TASK STATEMENT
Give the data a second time, exactly and in full.

(A run of records)
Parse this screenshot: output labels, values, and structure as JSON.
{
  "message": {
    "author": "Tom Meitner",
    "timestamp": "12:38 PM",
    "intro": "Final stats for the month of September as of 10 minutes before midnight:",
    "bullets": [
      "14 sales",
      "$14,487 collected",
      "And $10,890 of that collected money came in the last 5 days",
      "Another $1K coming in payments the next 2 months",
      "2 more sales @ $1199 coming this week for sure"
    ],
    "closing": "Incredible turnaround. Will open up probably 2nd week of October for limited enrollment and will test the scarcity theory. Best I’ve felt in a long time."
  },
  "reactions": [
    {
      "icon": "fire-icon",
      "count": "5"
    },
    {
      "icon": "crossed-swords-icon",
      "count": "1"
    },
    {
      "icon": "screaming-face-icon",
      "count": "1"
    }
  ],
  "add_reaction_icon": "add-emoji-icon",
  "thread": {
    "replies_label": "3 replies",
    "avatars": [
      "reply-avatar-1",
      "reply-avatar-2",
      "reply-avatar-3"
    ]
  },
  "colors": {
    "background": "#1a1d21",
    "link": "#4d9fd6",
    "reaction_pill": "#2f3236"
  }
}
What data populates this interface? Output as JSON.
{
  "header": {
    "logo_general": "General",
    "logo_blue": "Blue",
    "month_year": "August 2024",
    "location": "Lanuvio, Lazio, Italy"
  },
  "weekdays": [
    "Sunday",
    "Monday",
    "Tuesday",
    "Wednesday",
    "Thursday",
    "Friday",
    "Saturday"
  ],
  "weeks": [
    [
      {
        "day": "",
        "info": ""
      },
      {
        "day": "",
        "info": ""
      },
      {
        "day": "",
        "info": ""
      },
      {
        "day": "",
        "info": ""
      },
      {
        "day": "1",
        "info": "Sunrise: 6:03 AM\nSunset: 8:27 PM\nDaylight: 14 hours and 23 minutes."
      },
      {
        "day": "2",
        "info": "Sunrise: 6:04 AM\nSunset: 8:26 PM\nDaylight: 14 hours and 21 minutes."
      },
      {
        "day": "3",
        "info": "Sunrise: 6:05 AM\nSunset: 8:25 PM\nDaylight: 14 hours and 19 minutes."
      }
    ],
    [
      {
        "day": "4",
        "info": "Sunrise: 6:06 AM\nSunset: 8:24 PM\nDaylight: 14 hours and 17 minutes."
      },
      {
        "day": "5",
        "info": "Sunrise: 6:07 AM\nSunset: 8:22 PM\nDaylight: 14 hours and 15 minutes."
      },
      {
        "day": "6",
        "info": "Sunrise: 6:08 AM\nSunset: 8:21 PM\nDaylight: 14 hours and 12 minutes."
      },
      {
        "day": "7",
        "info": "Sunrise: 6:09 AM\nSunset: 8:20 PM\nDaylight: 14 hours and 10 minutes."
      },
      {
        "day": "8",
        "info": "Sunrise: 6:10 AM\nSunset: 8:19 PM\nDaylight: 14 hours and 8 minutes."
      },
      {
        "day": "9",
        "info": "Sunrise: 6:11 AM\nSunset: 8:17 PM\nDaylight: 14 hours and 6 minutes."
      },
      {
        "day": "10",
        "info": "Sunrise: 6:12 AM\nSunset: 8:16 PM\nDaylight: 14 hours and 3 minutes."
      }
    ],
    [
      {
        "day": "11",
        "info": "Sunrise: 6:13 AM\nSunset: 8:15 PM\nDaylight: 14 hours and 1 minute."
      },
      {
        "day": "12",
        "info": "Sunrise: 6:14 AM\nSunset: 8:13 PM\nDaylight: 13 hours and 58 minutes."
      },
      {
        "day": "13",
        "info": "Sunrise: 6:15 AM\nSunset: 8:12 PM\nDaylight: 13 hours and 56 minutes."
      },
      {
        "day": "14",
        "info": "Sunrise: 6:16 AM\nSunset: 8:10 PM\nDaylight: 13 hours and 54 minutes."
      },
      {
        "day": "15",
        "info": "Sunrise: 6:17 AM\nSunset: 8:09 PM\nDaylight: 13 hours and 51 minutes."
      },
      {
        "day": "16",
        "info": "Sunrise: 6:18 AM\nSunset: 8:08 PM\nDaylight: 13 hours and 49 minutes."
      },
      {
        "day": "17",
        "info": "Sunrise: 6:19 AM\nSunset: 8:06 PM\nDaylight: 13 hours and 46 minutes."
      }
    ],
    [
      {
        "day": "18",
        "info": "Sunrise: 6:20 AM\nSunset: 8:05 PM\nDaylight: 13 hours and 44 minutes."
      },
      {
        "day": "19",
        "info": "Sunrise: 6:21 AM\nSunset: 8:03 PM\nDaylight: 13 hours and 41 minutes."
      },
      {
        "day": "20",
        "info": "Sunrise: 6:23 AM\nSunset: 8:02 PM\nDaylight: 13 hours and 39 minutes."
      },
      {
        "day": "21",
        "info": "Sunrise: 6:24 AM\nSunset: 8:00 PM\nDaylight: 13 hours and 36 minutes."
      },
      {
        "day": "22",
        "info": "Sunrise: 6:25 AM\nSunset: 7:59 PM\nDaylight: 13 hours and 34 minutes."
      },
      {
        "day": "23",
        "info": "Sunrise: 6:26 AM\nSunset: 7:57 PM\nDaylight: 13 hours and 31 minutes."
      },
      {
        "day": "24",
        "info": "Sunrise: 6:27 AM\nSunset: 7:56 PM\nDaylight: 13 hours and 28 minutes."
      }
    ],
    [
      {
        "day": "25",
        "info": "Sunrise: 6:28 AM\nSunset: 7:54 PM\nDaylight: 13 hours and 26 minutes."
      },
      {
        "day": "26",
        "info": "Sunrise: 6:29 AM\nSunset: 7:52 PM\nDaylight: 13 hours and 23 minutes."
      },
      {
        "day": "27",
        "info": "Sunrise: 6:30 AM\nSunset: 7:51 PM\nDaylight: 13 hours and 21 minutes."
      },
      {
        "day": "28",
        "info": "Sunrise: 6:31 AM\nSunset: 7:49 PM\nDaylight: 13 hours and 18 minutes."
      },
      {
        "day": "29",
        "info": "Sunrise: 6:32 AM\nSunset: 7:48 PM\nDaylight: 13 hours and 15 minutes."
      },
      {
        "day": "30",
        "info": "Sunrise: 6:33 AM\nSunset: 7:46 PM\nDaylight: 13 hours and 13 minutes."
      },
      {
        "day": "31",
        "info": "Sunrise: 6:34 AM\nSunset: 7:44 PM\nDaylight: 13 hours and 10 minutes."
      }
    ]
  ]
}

RESPONSE TO THIS TASK
Parse this screenshot: output labels, values, and structure as JSON.
{
  "message": {
    "author": "Tom Meitner",
    "timestamp": "12:38 PM",
    "intro": "Final stats for the month of September as of 10 minutes before midnight:",
    "bullets": [
      "14 sales",
      "$14,487 collected",
      "And $10,890 of that collected money came in the last 5 days",
      "Another $1K coming in payments the next 2 months",
      "2 more sales @ $1199 coming this week for sure"
    ],
    "closing": "Incredible turnaround. Will open up probably 2nd week of October for limited enrollment and will test the scarcity theory. Best I’ve felt in a long time."
  },
  "reactions": [
    {
      "icon": "fire-icon",
      "count": "5"
    },
    {
      "icon": "crossed-swords-icon",
      "count": "1"
    },
    {
      "icon": "screaming-face-icon",
      "count": "1"
    }
  ],
  "add_reaction_icon": "add-emoji-icon",
  "thread": {
    "replies_label": "3 replies",
    "avatars": [
      "reply-avatar-1",
      "reply-avatar-2",
      "reply-avatar-3"
    ]
  },
  "colors": {
    "background": "#1a1d21",
    "link": "#4d9fd6",
    "reaction_pill": "#2f3236"
  }
}
What data populates this interface? Output as JSON.
{
  "header": {
    "logo_general": "General",
    "logo_blue": "Blue",
    "month_year": "August 2024",
    "location": "Lanuvio, Lazio, Italy"
  },
  "weekdays": [
    "Sunday",
    "Monday",
    "Tuesday",
    "Wednesday",
    "Thursday",
    "Friday",
    "Saturday"
  ],
  "weeks": [
    [
      {
        "day": "",
        "info": ""
      },
      {
        "day": "",
        "info": ""
      },
      {
        "day": "",
        "info": ""
      },
      {
        "day": "",
        "info": ""
      },
      {
        "day": "1",
        "info": "Sunrise: 6:03 AM\nSunset: 8:27 PM\nDaylight: 14 hours and 23 minutes."
      },
      {
        "day": "2",
        "info": "Sunrise: 6:04 AM\nSunset: 8:26 PM\nDaylight: 14 hours and 21 minutes."
      },
      {
        "day": "3",
        "info": "Sunrise: 6:05 AM\nSunset: 8:25 PM\nDaylight: 14 hours and 19 minutes."
      }
    ],
    [
      {
        "day": "4",
        "info": "Sunrise: 6:06 AM\nSunset: 8:24 PM\nDaylight: 14 hours and 17 minutes."
      },
      {
        "day": "5",
        "info": "Sunrise: 6:07 AM\nSunset: 8:22 PM\nDaylight: 14 hours and 15 minutes."
      },
      {
        "day": "6",
        "info": "Sunrise: 6:08 AM\nSunset: 8:21 PM\nDaylight: 14 hours and 12 minutes."
      },
      {
        "day": "7",
        "info": "Sunrise: 6:09 AM\nSunset: 8:20 PM\nDaylight: 14 hours and 10 minutes."
      },
      {
        "day": "8",
        "info": "Sunrise: 6:10 AM\nSunset: 8:19 PM\nDaylight: 14 hours and 8 minutes."
      },
      {
        "day": "9",
        "info": "Sunrise: 6:11 AM\nSunset: 8:17 PM\nDaylight: 14 hours and 6 minutes."
      },
      {
        "day": "10",
        "info": "Sunrise: 6:12 AM\nSunset: 8:16 PM\nDaylight: 14 hours and 3 minutes."
      }
    ],
    [
      {
        "day": "11",
        "info": "Sunrise: 6:13 AM\nSunset: 8:15 PM\nDaylight: 14 hours and 1 minute."
      },
      {
        "day": "12",
        "info": "Sunrise: 6:14 AM\nSunset: 8:13 PM\nDaylight: 13 hours and 58 minutes."
      },
      {
        "day": "13",
        "info": "Sunrise: 6:15 AM\nSunset: 8:12 PM\nDaylight: 13 hours and 56 minutes."
      },
      {
        "day": "14",
        "info": "Sunrise: 6:16 AM\nSunset: 8:10 PM\nDaylight: 13 hours and 54 minutes."
      },
      {
        "day": "15",
        "info": "Sunrise: 6:17 AM\nSunset: 8:09 PM\nDaylight: 13 hours and 51 minutes."
      },
      {
        "day": "16",
        "info": "Sunrise: 6:18 AM\nSunset: 8:08 PM\nDaylight: 13 hours and 49 minutes."
      },
      {
        "day": "17",
        "info": "Sunrise: 6:19 AM\nSunset: 8:06 PM\nDaylight: 13 hours and 46 minutes."
      }
    ],
    [
      {
        "day": "18",
        "info": "Sunrise: 6:20 AM\nSunset: 8:05 PM\nDaylight: 13 hours and 44 minutes."
      },
      {
        "day": "19",
        "info": "Sunrise: 6:21 AM\nSunset: 8:03 PM\nDaylight: 13 hours and 41 minutes."
      },
      {
        "day": "20",
        "info": "Sunrise: 6:23 AM\nSunset: 8:02 PM\nDaylight: 13 hours and 39 minutes."
      },
      {
        "day": "21",
        "info": "Sunrise: 6:24 AM\nSunset: 8:00 PM\nDaylight: 13 hours and 36 minutes."
      },
      {
        "day": "22",
        "info": "Sunrise: 6:25 AM\nSunset: 7:59 PM\nDaylight: 13 hours and 34 minutes."
      },
      {
        "day": "23",
        "info": "Sunrise: 6:26 AM\nSunset: 7:57 PM\nDaylight: 13 hours and 31 minutes."
      },
      {
        "day": "24",
        "info": "Sunrise: 6:27 AM\nSunset: 7:56 PM\nDaylight: 13 hours and 28 minutes."
      }
    ],
    [
      {
        "day": "25",
        "info": "Sunrise: 6:28 AM\nSunset: 7:54 PM\nDaylight: 13 hours and 26 minutes."
      },
      {
        "day": "26",
        "info": "Sunrise: 6:29 AM\nSunset: 7:52 PM\nDaylight: 13 hours and 23 minutes."
      },
      {
        "day": "27",
        "info": "Sunrise: 6:30 AM\nSunset: 7:51 PM\nDaylight: 13 hours and 21 minutes."
      },
      {
        "day": "28",
        "info": "Sunrise: 6:31 AM\nSunset: 7:49 PM\nDaylight: 13 hours and 18 minutes."
      },
      {
        "day": "29",
        "info": "Sunrise: 6:32 AM\nSunset: 7:48 PM\nDaylight: 13 hours and 15 minutes."
      },
      {
        "day": "30",
        "info": "Sunrise: 6:33 AM\nSunset: 7:46 PM\nDaylight: 13 hours and 13 minutes."
      },
      {
        "day": "31",
        "info": "Sunrise: 6:34 AM\nSunset: 7:44 PM\nDaylight: 13 hours and 10 minutes."
      }
    ]
  ]
}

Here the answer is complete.